--- DATA ---

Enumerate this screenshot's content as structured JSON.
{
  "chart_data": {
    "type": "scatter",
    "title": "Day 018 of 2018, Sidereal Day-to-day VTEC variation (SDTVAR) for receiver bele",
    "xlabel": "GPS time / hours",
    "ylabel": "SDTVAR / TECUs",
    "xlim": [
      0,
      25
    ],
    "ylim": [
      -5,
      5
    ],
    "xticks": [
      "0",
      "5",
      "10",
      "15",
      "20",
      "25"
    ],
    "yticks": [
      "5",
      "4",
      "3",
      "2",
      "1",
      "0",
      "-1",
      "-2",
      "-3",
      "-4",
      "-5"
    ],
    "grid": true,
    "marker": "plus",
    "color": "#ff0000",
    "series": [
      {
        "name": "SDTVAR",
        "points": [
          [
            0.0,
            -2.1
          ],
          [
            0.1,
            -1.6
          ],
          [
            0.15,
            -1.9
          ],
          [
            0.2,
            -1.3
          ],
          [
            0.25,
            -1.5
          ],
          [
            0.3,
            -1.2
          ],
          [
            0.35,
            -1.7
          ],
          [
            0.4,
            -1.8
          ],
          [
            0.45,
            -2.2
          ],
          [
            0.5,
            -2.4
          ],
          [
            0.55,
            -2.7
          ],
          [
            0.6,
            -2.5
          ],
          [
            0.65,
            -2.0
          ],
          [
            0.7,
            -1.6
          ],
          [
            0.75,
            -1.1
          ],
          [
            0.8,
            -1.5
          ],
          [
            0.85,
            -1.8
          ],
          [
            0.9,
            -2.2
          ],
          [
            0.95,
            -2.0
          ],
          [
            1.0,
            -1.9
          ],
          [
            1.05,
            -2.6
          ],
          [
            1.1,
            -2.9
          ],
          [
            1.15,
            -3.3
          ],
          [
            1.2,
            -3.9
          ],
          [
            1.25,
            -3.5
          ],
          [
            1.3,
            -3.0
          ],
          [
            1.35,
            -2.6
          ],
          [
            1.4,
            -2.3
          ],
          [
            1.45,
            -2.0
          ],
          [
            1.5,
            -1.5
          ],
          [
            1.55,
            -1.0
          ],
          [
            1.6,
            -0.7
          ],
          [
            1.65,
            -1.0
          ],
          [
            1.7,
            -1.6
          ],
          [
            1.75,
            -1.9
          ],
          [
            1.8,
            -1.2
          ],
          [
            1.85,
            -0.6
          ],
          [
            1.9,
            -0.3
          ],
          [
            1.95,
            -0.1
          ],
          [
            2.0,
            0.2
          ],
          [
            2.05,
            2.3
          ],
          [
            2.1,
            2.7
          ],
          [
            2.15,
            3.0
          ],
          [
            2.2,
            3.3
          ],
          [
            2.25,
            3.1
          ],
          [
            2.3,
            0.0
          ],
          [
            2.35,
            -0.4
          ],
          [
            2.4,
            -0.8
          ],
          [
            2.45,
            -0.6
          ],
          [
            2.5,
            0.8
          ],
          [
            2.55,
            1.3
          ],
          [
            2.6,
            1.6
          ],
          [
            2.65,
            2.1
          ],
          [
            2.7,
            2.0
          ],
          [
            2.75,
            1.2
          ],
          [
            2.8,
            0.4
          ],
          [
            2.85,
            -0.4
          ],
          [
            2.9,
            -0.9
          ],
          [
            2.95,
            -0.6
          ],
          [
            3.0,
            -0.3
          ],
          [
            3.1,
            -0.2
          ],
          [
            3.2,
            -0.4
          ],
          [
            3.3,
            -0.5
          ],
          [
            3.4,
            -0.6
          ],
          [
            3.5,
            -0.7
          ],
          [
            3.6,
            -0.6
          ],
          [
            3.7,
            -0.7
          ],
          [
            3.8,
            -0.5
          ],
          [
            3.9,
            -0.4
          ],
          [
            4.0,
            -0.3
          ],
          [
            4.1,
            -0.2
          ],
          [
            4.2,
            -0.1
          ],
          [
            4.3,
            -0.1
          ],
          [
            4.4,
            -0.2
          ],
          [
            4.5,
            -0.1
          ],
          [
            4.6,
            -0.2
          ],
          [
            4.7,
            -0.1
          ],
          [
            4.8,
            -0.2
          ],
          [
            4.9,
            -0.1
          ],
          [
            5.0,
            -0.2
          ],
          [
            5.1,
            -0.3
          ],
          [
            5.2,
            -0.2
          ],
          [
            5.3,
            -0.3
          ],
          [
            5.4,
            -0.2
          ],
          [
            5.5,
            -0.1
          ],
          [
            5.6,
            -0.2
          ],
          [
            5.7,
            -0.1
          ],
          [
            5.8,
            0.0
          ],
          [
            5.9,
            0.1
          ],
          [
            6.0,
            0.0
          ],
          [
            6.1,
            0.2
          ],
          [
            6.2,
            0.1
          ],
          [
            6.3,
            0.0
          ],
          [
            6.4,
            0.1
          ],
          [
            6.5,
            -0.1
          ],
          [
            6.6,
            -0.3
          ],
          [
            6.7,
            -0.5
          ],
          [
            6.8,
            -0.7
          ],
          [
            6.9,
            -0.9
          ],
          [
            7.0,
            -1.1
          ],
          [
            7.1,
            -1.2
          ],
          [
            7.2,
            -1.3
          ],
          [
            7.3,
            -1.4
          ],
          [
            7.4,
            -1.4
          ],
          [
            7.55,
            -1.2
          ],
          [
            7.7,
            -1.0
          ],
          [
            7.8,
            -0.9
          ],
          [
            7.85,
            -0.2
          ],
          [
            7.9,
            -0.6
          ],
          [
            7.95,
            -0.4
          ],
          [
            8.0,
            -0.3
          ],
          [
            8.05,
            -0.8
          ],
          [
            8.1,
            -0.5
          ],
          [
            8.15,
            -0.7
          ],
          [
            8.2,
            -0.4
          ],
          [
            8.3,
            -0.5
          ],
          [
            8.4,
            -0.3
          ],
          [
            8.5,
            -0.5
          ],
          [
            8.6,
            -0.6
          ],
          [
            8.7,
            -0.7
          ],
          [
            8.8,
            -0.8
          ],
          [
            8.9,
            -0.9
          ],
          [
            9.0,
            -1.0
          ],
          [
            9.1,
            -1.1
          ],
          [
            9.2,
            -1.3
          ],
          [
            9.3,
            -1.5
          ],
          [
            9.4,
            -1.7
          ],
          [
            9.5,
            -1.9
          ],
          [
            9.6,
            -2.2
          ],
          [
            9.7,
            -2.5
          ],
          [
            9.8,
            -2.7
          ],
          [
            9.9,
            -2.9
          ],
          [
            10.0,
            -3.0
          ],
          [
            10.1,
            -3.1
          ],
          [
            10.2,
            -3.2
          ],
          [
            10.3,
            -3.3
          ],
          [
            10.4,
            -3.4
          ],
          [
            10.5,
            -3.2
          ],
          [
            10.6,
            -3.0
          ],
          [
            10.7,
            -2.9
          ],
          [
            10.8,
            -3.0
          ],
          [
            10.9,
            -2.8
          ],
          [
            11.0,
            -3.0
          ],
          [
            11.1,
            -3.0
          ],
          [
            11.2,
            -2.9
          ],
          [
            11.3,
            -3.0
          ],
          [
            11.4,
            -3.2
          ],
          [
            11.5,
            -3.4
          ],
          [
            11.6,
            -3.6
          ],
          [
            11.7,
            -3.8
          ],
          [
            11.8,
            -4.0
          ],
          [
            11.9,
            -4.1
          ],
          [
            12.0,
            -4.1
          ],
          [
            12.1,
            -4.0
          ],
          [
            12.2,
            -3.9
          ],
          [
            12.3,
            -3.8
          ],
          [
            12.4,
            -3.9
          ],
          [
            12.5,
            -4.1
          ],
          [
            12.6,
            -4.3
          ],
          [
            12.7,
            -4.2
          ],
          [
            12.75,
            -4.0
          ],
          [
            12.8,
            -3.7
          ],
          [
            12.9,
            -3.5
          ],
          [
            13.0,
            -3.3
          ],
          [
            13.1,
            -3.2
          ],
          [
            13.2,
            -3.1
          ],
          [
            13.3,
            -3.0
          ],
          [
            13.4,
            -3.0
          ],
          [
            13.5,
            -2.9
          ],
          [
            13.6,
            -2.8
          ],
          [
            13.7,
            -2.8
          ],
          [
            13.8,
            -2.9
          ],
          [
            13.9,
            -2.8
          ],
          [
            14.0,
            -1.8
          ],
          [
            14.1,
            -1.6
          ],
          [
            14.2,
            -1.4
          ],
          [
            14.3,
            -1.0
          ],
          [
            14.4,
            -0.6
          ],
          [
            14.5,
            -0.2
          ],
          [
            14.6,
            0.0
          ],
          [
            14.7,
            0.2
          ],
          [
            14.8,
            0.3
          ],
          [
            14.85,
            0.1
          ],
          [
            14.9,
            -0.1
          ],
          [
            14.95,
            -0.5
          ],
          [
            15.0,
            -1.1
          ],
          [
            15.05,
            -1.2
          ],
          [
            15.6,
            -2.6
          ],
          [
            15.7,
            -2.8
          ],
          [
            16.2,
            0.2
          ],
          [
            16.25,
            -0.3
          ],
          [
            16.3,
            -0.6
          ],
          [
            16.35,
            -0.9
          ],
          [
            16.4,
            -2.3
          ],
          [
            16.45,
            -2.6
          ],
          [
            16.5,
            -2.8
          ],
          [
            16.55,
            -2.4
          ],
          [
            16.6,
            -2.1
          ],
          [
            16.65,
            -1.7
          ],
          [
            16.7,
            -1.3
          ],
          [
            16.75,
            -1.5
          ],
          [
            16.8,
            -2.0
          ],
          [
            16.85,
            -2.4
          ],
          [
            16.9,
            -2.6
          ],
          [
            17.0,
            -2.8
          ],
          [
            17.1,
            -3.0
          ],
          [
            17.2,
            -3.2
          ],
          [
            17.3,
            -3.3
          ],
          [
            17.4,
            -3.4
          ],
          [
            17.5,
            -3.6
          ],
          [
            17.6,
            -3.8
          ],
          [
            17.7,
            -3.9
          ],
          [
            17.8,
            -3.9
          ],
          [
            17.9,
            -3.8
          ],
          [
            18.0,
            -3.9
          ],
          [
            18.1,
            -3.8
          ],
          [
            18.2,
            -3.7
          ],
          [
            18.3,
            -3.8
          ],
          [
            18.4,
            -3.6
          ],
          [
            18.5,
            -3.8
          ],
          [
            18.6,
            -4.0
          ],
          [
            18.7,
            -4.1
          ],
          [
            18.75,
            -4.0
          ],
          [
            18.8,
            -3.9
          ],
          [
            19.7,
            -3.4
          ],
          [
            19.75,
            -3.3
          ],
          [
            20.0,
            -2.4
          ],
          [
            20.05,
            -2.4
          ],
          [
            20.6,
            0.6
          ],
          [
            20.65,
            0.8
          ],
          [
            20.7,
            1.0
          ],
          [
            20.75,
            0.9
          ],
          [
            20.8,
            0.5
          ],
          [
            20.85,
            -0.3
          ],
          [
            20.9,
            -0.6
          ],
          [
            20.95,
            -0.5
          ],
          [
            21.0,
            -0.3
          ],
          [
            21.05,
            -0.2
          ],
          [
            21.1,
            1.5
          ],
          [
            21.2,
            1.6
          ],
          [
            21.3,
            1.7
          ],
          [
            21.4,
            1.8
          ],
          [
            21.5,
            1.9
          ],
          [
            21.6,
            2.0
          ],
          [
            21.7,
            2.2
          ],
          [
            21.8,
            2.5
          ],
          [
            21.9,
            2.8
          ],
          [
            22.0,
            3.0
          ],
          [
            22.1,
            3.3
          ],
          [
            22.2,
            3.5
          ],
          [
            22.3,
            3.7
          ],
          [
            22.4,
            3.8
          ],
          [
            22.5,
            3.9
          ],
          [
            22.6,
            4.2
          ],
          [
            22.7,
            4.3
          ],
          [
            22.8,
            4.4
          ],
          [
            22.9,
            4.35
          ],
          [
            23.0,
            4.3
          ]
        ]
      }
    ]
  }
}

---

TASK TO COMPLETE ->
Give only the number of lines in the entries above that hold the string "SDTVAR".

OUTPUT FOR THIS EXERCISE ->
3